───── EXTRACTED ENTRIES ─────

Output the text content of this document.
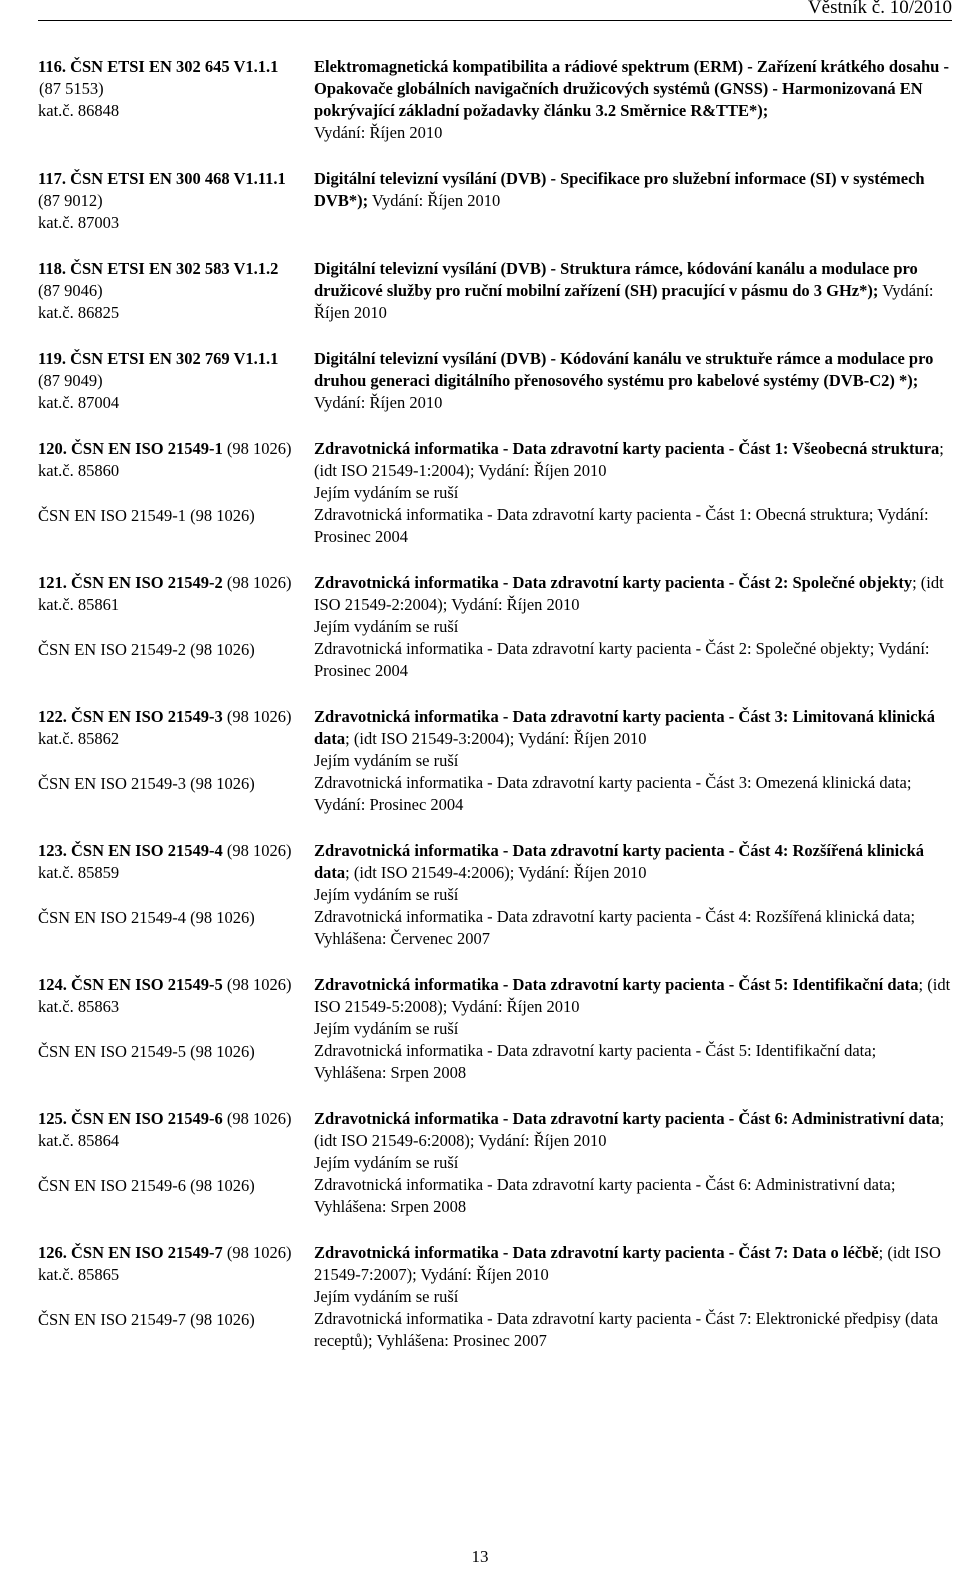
Věstník č. 10/2010
116. ČSN ETSI EN 302 645 V1.1.1
(87 5153)
kat.č. 86848
Elektromagnetická kompatibilita a rádiové spektrum (ERM) - Zařízení krátkého dosahu - Opakovače globálních navigačních družicových systémů (GNSS) - Harmonizovaná EN pokrývající základní požadavky článku 3.2 Směrnice R&TTE*);
Vydání: Říjen 2010
117. ČSN ETSI EN 300 468 V1.11.1
(87 9012)
kat.č. 87003
Digitální televizní vysílání (DVB) - Specifikace pro služební informace (SI) v systémech DVB*); Vydání: Říjen 2010
118. ČSN ETSI EN 302 583 V1.1.2
(87 9046)
kat.č. 86825
Digitální televizní vysílání (DVB) - Struktura rámce, kódování kanálu a modulace pro družicové služby pro ruční mobilní zařízení (SH) pracující v pásmu do 3 GHz*); Vydání: Říjen 2010
119. ČSN ETSI EN 302 769 V1.1.1
(87 9049)
kat.č. 87004
Digitální televizní vysílání (DVB) - Kódování kanálu ve struktuře rámce a modulace pro druhou generaci digitálního přenosového systému pro kabelové systémy (DVB-C2) *); Vydání: Říjen 2010
120. ČSN EN ISO 21549-1 (98 1026)
kat.č. 85860
ČSN EN ISO 21549-1 (98 1026)
Zdravotnická informatika - Data zdravotní karty pacienta - Část 1: Všeobecná struktura; (idt ISO 21549-1:2004); Vydání: Říjen 2010
Jejím vydáním se ruší
Zdravotnická informatika - Data zdravotní karty pacienta - Část 1: Obecná struktura; Vydání: Prosinec 2004
121. ČSN EN ISO 21549-2 (98 1026)
kat.č. 85861
ČSN EN ISO 21549-2 (98 1026)
Zdravotnická informatika - Data zdravotní karty pacienta - Část 2: Společné objekty; (idt ISO 21549-2:2004); Vydání: Říjen 2010
Jejím vydáním se ruší
Zdravotnická informatika - Data zdravotní karty pacienta - Část 2: Společné objekty; Vydání: Prosinec 2004
122. ČSN EN ISO 21549-3 (98 1026)
kat.č. 85862
ČSN EN ISO 21549-3 (98 1026)
Zdravotnická informatika - Data zdravotní karty pacienta - Část 3: Limitovaná klinická data; (idt ISO 21549-3:2004); Vydání: Říjen 2010
Jejím vydáním se ruší
Zdravotnická informatika - Data zdravotní karty pacienta - Část 3: Omezená klinická data; Vydání: Prosinec 2004
123. ČSN EN ISO 21549-4 (98 1026)
kat.č. 85859
ČSN EN ISO 21549-4 (98 1026)
Zdravotnická informatika - Data zdravotní karty pacienta - Část 4: Rozšířená klinická data; (idt ISO 21549-4:2006); Vydání: Říjen 2010
Jejím vydáním se ruší
Zdravotnická informatika - Data zdravotní karty pacienta - Část 4: Rozšířená klinická data; Vyhlášena: Červenec 2007
124. ČSN EN ISO 21549-5 (98 1026)
kat.č. 85863
ČSN EN ISO 21549-5 (98 1026)
Zdravotnická informatika - Data zdravotní karty pacienta - Část 5: Identifikační data; (idt ISO 21549-5:2008); Vydání: Říjen 2010
Jejím vydáním se ruší
Zdravotnická informatika - Data zdravotní karty pacienta - Část 5: Identifikační data; Vyhlášena: Srpen 2008
125. ČSN EN ISO 21549-6 (98 1026)
kat.č. 85864
ČSN EN ISO 21549-6 (98 1026)
Zdravotnická informatika - Data zdravotní karty pacienta - Část 6: Administrativní data; (idt ISO 21549-6:2008); Vydání: Říjen 2010
Jejím vydáním se ruší
Zdravotnická informatika - Data zdravotní karty pacienta - Část 6: Administrativní data; Vyhlášena: Srpen 2008
126. ČSN EN ISO 21549-7 (98 1026)
kat.č. 85865
ČSN EN ISO 21549-7 (98 1026)
Zdravotnická informatika - Data zdravotní karty pacienta - Část 7: Data o léčbě; (idt ISO 21549-7:2007); Vydání: Říjen 2010
Jejím vydáním se ruší
Zdravotnická informatika - Data zdravotní karty pacienta - Část 7: Elektronické předpisy (data receptů); Vyhlášena: Prosinec 2007
13
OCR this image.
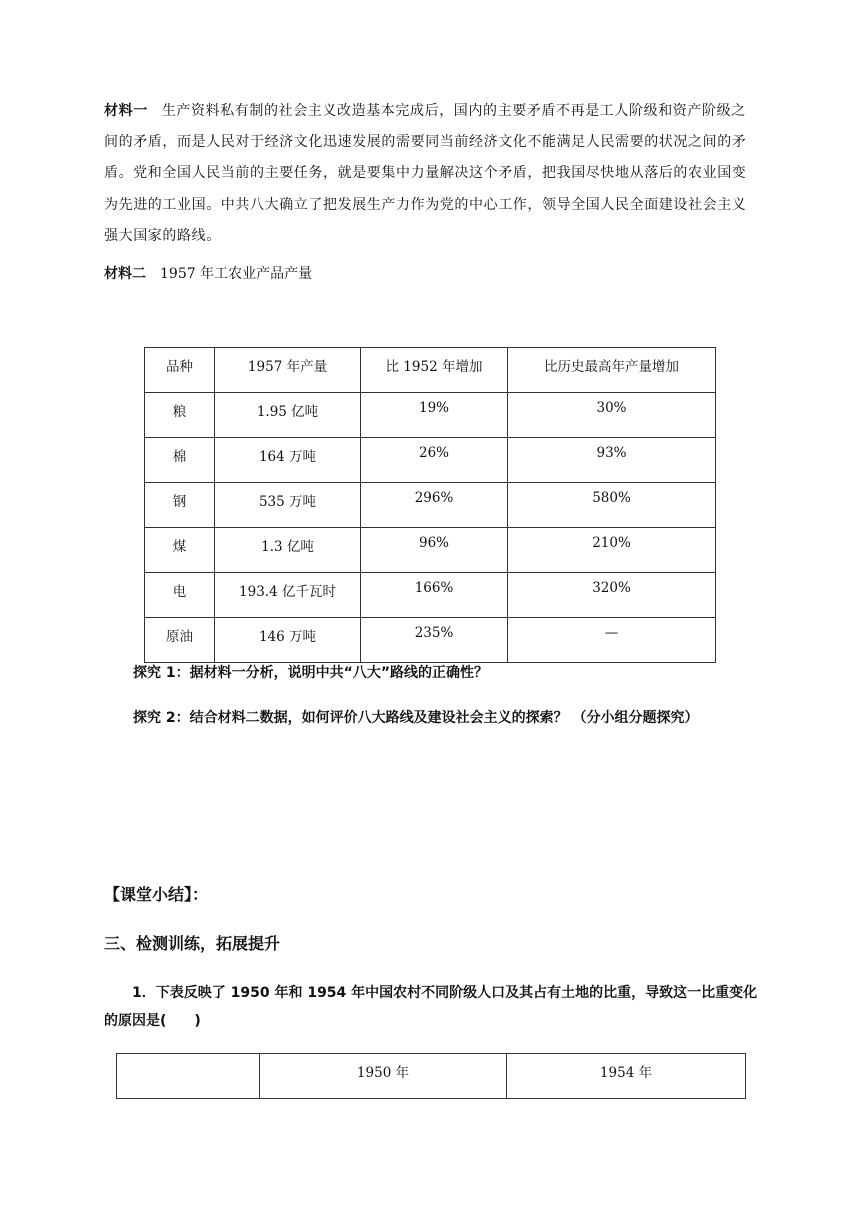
材料一 生产资料私有制的社会主义改造基本完成后，国内的主要矛盾不再是工人阶级和资产阶级之间的矛盾，而是人民对于经济文化迅速发展的需要同当前经济文化不能满足人民需要的状况之间的矛盾。党和全国人民当前的主要任务，就是要集中力量解决这个矛盾，把我国尽快地从落后的农业国变为先进的工业国。中共八大确立了把发展生产力作为党的中心工作，领导全国人民全面建设社会主义强大国家的路线。
材料二 1957 年工农业产品产量
品种	1957 年产量	比 1952 年增加	比历史最高年产量增加
粮	1.95 亿吨	19%	30%
棉	164 万吨	26%	93%
钢	535 万吨	296%	580%
煤	1.3 亿吨	96%	210%
电	193.4 亿千瓦时	166%	320%
原油	146 万吨	235%	—
探究 1：据材料一分析，说明中共“八大”路线的正确性？
探究 2：结合材料二数据，如何评价八大路线及建设社会主义的探索？ （分小组分题探究）
【课堂小结】：
三、检测训练，拓展提升
1．下表反映了 1950 年和 1954 年中国农村不同阶级人口及其占有土地的比重，导致这一比重变化的原因是(　　)
	1950 年	1954 年
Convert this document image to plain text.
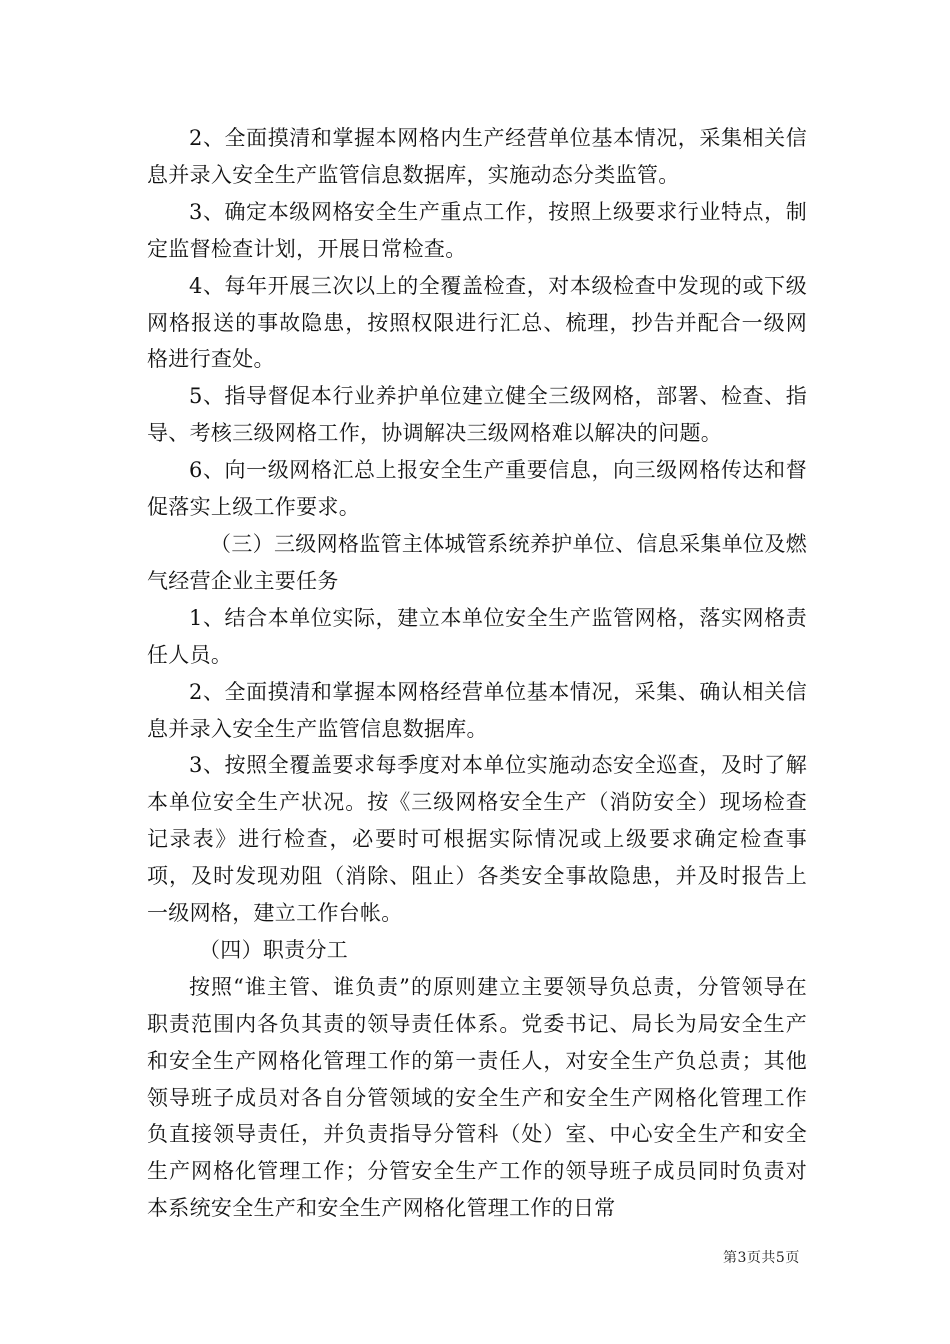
2、全面摸清和掌握本网格内生产经营单位基本情况，采集相关信息并录入安全生产监管信息数据库，实施动态分类监管。

3、确定本级网格安全生产重点工作，按照上级要求行业特点，制定监督检查计划，开展日常检查。

4、每年开展三次以上的全覆盖检查，对本级检查中发现的或下级网格报送的事故隐患，按照权限进行汇总、梳理，抄告并配合一级网格进行查处。

5、指导督促本行业养护单位建立健全三级网格，部署、检查、指导、考核三级网格工作，协调解决三级网格难以解决的问题。

6、向一级网格汇总上报安全生产重要信息，向三级网格传达和督促落实上级工作要求。

（三）三级网格监管主体城管系统养护单位、信息采集单位及燃气经营企业主要任务

1、结合本单位实际，建立本单位安全生产监管网格，落实网格责任人员。

2、全面摸清和掌握本网格经营单位基本情况，采集、确认相关信息并录入安全生产监管信息数据库。

3、按照全覆盖要求每季度对本单位实施动态安全巡查，及时了解本单位安全生产状况。按《三级网格安全生产（消防安全）现场检查记录表》进行检查，必要时可根据实际情况或上级要求确定检查事项，及时发现劝阻（消除、阻止）各类安全事故隐患，并及时报告上一级网格，建立工作台帐。

（四）职责分工

按照“谁主管、谁负责”的原则建立主要领导负总责，分管领导在职责范围内各负其责的领导责任体系。党委书记、局长为局安全生产和安全生产网格化管理工作的第一责任人，对安全生产负总责；其他领导班子成员对各自分管领域的安全生产和安全生产网格化管理工作负直接领导责任，并负责指导分管科（处）室、中心安全生产和安全生产网格化管理工作；分管安全生产工作的领导班子成员同时负责对本系统安全生产和安全生产网格化管理工作的日常

第3页共5页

─────

= GIVEN PROBLEM =
Print again, word for word, every line from the line with "Convert this document image to plain text." to the final line of the records, inclusive; skip the pictures.

= SOLUTION =
Convert this document image to plain text.
2、全面摸清和掌握本网格内生产经营单位基本情况，采集相关信息并录入安全生产监管信息数据库，实施动态分类监管。

3、确定本级网格安全生产重点工作，按照上级要求行业特点，制定监督检查计划，开展日常检查。

4、每年开展三次以上的全覆盖检查，对本级检查中发现的或下级网格报送的事故隐患，按照权限进行汇总、梳理，抄告并配合一级网格进行查处。

5、指导督促本行业养护单位建立健全三级网格，部署、检查、指导、考核三级网格工作，协调解决三级网格难以解决的问题。

6、向一级网格汇总上报安全生产重要信息，向三级网格传达和督促落实上级工作要求。

（三）三级网格监管主体城管系统养护单位、信息采集单位及燃气经营企业主要任务

1、结合本单位实际，建立本单位安全生产监管网格，落实网格责任人员。

2、全面摸清和掌握本网格经营单位基本情况，采集、确认相关信息并录入安全生产监管信息数据库。

3、按照全覆盖要求每季度对本单位实施动态安全巡查，及时了解本单位安全生产状况。按《三级网格安全生产（消防安全）现场检查记录表》进行检查，必要时可根据实际情况或上级要求确定检查事项，及时发现劝阻（消除、阻止）各类安全事故隐患，并及时报告上一级网格，建立工作台帐。

（四）职责分工

按照“谁主管、谁负责”的原则建立主要领导负总责，分管领导在职责范围内各负其责的领导责任体系。党委书记、局长为局安全生产和安全生产网格化管理工作的第一责任人，对安全生产负总责；其他领导班子成员对各自分管领域的安全生产和安全生产网格化管理工作负直接领导责任，并负责指导分管科（处）室、中心安全生产和安全生产网格化管理工作；分管安全生产工作的领导班子成员同时负责对本系统安全生产和安全生产网格化管理工作的日常

第3页共5页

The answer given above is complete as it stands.